>>>

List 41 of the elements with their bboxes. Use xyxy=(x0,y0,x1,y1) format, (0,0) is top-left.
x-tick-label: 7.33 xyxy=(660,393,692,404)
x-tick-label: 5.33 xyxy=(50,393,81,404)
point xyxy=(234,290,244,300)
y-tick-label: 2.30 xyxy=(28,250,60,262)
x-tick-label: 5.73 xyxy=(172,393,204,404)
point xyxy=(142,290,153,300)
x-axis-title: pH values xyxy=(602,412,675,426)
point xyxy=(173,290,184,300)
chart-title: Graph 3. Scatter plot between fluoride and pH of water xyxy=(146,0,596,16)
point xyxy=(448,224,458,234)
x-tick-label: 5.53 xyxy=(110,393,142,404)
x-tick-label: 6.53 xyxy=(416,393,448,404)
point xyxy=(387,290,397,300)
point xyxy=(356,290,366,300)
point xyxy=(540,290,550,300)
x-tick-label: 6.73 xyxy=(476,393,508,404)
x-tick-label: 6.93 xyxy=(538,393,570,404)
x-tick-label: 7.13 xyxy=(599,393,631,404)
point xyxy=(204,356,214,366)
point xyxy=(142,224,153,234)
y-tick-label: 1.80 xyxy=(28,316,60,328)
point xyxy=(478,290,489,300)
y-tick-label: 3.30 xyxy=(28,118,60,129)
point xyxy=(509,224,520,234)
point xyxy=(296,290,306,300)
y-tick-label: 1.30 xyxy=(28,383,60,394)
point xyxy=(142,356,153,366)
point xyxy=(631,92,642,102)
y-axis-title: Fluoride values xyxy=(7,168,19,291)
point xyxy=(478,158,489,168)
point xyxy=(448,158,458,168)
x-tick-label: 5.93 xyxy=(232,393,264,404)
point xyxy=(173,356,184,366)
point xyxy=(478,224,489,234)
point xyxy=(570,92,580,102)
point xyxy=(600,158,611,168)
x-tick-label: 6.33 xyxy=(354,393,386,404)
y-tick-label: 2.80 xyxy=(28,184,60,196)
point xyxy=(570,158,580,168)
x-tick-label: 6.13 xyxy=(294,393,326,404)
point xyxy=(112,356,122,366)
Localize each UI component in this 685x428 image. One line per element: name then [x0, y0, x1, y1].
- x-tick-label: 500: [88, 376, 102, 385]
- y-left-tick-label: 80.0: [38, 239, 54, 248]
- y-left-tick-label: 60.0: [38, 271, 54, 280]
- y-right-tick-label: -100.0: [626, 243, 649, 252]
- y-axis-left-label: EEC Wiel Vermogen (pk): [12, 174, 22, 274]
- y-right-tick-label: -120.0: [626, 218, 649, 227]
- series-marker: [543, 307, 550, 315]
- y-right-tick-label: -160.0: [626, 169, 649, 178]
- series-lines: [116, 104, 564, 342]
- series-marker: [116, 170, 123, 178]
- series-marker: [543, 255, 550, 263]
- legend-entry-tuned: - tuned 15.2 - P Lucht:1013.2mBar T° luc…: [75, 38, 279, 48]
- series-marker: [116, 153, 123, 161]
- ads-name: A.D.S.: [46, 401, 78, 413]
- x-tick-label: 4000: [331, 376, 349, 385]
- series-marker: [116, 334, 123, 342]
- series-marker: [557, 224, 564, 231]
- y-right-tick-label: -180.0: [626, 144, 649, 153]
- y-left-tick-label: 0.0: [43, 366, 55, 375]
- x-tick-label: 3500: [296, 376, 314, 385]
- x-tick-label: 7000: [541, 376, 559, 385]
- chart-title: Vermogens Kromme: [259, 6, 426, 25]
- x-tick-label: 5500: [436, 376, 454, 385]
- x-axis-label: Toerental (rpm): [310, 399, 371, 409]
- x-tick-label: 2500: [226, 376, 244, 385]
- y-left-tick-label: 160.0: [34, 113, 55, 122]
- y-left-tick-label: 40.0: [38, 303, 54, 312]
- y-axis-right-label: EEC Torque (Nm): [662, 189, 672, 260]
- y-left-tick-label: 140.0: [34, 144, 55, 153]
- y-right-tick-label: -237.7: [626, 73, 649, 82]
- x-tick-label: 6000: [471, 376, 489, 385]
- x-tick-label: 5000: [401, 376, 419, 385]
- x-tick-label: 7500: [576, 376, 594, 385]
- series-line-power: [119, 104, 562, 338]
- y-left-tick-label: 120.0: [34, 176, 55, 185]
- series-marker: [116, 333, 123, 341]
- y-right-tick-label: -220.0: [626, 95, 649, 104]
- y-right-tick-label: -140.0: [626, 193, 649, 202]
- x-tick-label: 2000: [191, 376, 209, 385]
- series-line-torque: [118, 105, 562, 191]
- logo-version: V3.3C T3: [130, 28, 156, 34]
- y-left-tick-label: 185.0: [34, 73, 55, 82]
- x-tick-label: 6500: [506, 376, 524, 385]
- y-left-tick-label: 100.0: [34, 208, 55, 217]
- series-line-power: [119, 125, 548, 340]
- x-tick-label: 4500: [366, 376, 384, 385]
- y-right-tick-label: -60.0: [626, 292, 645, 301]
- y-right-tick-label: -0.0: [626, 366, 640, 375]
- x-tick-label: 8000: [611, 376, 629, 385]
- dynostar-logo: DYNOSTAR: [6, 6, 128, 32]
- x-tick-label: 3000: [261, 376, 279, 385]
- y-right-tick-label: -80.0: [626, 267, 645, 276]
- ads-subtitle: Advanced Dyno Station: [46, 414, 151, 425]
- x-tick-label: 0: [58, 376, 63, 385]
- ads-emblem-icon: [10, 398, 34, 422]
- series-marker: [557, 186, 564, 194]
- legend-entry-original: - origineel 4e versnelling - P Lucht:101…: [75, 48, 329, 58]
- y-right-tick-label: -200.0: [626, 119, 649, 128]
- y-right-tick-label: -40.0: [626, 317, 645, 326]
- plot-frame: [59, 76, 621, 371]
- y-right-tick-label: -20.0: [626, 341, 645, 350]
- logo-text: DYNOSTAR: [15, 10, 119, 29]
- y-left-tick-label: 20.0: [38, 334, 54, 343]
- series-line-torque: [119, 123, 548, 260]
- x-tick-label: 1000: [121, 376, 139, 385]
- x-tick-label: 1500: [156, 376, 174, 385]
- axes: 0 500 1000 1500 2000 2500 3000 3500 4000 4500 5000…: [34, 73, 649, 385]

<<<

-- INSTRUCTIONS FOR THE TASK --
Update the data from its first line through the line containing "x-tick-label: 5.53 xyxy=(110,393,142,404)", replacing "pH values" with "pH level" and leaving everything else unchanged.

-- FINISHED TASK --
List 41 of the elements with their bboxes. Use xyxy=(x0,y0,x1,y1) format, (0,0) is top-left.
x-tick-label: 7.33 xyxy=(660,393,692,404)
x-tick-label: 5.33 xyxy=(50,393,81,404)
point xyxy=(234,290,244,300)
y-tick-label: 2.30 xyxy=(28,250,60,262)
x-tick-label: 5.73 xyxy=(172,393,204,404)
point xyxy=(142,290,153,300)
x-axis-title: pH level xyxy=(602,412,675,426)
point xyxy=(173,290,184,300)
chart-title: Graph 3. Scatter plot between fluoride and pH of water xyxy=(146,0,596,16)
point xyxy=(448,224,458,234)
x-tick-label: 5.53 xyxy=(110,393,142,404)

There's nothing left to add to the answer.